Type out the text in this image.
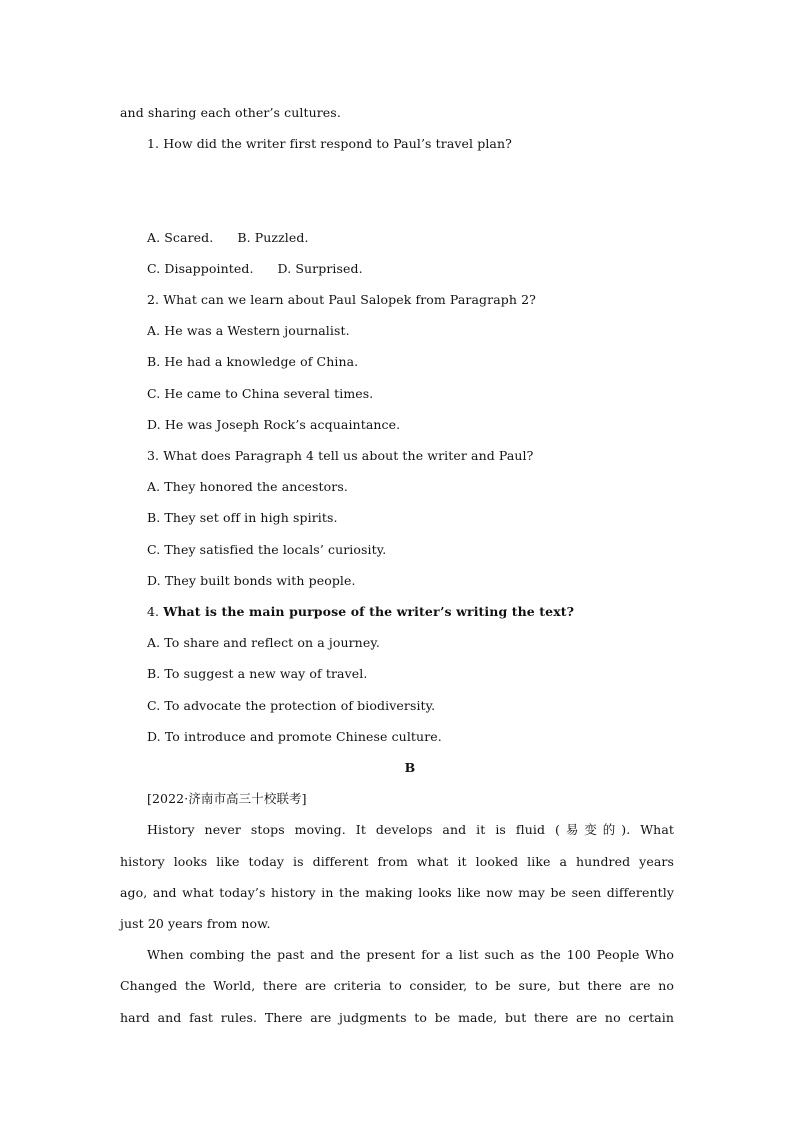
and sharing each other’s cultures.
1. How did the writer first respond to Paul’s travel plan?
A. Scared. B. Puzzled.
C. Disappointed. D. Surprised.
2. What can we learn about Paul Salopek from Paragraph 2?
A. He was a Western journalist.
B. He had a knowledge of China.
C. He came to China several times.
D. He was Joseph Rock’s acquaintance.
3. What does Paragraph 4 tell us about the writer and Paul?
A. They honored the ancestors.
B. They set off in high spirits.
C. They satisfied the locals’ curiosity.
D. They built bonds with people.
4. What is the main purpose of the writer’s writing the text?
A. To share and reflect on a journey.
B. To suggest a new way of travel.
C. To advocate the protection of biodiversity.
D. To introduce and promote Chinese culture.
B
[2022·济南市高三十校联考]
History never stops moving. It develops and it is fluid (易变的). What
history looks like today is different from what it looked like a hundred years
ago, and what today’s history in the making looks like now may be seen differently
just 20 years from now.
When combing the past and the present for a list such as the 100 People Who
Changed the World, there are criteria to consider, to be sure, but there are no
hard and fast rules. There are judgments to be made, but there are no certain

************

→ PROBLEM STATEMENT
Your copy should hold every record word for word and none of the pictures.

→ OUTPUT FOR THIS TASK
Type out the text in this image.
and sharing each other’s cultures.
1. How did the writer first respond to Paul’s travel plan?
A. Scared. B. Puzzled.
C. Disappointed. D. Surprised.
2. What can we learn about Paul Salopek from Paragraph 2?
A. He was a Western journalist.
B. He had a knowledge of China.
C. He came to China several times.
D. He was Joseph Rock’s acquaintance.
3. What does Paragraph 4 tell us about the writer and Paul?
A. They honored the ancestors.
B. They set off in high spirits.
C. They satisfied the locals’ curiosity.
D. They built bonds with people.
4. What is the main purpose of the writer’s writing the text?
A. To share and reflect on a journey.
B. To suggest a new way of travel.
C. To advocate the protection of biodiversity.
D. To introduce and promote Chinese culture.
B
[2022·济南市高三十校联考]
History never stops moving. It develops and it is fluid (易变的). What
history looks like today is different from what it looked like a hundred years
ago, and what today’s history in the making looks like now may be seen differently
just 20 years from now.
When combing the past and the present for a list such as the 100 People Who
Changed the World, there are criteria to consider, to be sure, but there are no
hard and fast rules. There are judgments to be made, but there are no certain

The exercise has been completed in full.